Direction:
Collect each line holding the string "Axis".

Data to process:
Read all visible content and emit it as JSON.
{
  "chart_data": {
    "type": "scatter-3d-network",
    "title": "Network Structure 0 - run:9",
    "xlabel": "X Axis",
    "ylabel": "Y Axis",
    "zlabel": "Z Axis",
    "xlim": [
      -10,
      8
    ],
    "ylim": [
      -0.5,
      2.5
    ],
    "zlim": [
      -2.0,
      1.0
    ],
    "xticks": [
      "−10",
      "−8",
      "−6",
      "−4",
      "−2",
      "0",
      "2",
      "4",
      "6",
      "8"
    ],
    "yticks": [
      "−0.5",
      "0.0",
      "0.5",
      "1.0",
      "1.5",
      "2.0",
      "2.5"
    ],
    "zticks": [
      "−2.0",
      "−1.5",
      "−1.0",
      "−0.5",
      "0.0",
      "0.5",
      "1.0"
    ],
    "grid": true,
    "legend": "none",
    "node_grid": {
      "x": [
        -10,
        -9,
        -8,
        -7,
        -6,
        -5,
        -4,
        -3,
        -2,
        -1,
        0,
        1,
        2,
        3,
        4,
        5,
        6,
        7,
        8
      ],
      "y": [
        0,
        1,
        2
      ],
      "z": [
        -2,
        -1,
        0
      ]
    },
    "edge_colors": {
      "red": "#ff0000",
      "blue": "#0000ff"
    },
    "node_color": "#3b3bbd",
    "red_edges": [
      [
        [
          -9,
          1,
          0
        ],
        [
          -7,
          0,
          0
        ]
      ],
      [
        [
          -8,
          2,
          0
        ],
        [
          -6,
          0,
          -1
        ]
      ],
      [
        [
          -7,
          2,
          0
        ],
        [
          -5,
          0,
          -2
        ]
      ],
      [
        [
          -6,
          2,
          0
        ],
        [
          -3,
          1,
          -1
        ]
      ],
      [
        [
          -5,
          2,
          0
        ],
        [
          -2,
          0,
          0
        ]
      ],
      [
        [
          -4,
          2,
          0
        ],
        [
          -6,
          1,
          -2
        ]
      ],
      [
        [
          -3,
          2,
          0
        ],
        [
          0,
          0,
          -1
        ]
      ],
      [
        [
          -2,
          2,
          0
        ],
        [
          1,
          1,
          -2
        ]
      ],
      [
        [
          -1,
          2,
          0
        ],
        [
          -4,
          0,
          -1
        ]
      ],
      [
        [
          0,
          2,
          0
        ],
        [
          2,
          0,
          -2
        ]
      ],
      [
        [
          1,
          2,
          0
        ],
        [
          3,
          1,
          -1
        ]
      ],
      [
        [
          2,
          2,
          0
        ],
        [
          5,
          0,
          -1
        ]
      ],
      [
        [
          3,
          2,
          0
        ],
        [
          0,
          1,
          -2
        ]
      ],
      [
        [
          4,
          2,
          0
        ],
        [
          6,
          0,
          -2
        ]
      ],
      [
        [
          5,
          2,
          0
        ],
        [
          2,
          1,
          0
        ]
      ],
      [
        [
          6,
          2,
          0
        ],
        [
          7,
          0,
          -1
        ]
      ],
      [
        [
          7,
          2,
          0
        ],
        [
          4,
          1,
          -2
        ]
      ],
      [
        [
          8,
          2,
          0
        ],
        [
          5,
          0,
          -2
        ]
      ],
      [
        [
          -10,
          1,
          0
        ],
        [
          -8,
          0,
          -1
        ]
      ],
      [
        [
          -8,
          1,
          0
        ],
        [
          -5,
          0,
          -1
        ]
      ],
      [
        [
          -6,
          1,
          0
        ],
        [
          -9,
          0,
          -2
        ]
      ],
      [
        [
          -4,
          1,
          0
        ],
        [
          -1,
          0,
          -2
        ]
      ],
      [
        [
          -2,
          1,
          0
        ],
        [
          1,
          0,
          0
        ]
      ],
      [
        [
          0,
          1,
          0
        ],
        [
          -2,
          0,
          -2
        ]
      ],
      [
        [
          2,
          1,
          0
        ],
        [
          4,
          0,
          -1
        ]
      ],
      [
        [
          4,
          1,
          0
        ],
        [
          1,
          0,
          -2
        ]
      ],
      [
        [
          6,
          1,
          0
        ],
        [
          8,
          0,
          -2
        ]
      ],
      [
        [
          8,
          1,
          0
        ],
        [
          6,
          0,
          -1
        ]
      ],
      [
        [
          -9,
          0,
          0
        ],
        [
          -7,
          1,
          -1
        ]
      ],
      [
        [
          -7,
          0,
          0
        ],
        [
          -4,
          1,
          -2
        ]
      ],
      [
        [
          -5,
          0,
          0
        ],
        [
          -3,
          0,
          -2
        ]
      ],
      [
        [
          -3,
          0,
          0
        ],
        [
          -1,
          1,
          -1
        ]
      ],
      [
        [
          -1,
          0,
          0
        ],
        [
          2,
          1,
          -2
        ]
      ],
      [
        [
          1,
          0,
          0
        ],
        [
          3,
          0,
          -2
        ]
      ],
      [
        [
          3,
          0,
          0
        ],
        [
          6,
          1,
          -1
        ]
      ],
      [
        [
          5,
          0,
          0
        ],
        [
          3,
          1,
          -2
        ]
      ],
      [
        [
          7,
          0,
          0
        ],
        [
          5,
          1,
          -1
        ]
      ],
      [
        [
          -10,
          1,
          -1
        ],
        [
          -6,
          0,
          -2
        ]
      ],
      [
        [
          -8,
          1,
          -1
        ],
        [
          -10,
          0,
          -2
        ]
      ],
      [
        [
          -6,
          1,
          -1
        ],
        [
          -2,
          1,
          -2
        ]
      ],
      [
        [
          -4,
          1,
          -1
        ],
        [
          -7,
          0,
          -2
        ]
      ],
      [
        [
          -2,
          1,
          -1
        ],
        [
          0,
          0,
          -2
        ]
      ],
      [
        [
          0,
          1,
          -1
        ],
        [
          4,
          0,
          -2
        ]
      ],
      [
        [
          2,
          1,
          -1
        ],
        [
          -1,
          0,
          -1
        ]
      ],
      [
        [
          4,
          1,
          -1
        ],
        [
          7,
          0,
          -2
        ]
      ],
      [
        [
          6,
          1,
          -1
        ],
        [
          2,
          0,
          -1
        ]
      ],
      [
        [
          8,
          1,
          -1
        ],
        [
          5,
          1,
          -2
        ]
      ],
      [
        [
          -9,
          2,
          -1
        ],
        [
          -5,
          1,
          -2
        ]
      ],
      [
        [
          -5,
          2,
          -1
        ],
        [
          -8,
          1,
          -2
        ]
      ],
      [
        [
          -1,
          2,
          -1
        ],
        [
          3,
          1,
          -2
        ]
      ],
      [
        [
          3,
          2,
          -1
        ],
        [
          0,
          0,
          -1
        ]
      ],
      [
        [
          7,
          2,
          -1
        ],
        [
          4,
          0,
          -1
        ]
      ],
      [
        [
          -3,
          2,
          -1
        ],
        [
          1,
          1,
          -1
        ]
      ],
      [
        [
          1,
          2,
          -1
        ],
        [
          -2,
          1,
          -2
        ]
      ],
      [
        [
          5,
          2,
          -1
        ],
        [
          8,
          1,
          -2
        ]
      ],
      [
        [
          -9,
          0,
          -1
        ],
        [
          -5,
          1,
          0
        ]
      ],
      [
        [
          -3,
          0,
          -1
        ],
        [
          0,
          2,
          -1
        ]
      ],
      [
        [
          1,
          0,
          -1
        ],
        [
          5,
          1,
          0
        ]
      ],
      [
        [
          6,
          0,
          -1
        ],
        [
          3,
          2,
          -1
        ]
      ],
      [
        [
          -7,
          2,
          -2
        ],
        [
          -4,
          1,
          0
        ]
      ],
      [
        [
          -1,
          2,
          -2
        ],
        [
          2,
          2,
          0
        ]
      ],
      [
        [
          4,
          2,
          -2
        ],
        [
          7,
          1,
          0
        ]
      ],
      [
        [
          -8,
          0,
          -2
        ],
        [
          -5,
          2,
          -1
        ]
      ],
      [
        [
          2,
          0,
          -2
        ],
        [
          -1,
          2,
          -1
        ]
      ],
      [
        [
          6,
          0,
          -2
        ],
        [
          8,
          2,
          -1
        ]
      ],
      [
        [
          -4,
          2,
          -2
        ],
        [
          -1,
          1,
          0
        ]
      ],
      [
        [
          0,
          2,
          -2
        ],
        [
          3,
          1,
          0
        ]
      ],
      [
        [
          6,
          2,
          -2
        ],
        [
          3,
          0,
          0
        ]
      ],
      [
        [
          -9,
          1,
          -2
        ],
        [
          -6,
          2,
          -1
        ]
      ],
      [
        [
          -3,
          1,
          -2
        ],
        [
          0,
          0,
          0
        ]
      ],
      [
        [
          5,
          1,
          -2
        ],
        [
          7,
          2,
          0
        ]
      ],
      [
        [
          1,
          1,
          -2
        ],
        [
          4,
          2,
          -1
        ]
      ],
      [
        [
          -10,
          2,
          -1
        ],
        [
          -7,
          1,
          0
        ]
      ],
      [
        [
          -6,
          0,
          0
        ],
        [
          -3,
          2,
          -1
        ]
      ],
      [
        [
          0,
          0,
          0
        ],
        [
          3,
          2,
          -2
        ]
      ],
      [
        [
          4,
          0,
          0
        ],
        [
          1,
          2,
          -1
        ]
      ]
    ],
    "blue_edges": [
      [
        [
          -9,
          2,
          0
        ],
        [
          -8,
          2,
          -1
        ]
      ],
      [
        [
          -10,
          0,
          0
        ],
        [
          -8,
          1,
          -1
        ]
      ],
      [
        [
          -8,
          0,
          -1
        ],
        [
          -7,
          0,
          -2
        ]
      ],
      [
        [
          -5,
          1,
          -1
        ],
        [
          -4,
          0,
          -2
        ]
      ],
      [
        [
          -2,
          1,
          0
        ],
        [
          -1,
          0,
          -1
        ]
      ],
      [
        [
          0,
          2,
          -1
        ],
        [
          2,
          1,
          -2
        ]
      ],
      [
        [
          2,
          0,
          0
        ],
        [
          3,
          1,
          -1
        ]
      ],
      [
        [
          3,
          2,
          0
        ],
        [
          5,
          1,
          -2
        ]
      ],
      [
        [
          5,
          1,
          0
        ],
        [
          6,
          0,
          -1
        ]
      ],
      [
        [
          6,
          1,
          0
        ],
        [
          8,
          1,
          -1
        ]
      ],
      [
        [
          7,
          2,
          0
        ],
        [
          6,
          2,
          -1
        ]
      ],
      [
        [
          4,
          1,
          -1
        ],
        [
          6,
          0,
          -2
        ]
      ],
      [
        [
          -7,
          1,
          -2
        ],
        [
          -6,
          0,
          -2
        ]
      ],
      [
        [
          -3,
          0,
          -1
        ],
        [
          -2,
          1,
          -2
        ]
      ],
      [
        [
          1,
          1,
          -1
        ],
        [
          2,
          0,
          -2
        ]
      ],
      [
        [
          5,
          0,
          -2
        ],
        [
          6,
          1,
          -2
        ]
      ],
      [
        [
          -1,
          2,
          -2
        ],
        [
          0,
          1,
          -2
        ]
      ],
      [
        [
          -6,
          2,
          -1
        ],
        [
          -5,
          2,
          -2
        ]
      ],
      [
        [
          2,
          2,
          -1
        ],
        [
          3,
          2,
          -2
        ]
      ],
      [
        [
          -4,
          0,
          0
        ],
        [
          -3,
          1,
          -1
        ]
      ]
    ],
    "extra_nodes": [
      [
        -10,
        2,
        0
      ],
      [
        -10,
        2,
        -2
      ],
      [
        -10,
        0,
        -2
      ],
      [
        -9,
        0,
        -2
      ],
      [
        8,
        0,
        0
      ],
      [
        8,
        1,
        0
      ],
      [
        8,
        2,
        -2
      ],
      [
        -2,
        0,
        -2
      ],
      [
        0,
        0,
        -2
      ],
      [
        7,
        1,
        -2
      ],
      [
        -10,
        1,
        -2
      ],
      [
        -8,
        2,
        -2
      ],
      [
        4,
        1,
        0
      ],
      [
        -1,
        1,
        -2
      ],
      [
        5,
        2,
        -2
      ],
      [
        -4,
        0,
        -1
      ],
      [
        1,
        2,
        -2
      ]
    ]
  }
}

Output of the exercise:
    "xlabel": "X Axis",
    "ylabel": "Y Axis",
    "zlabel": "Z Axis",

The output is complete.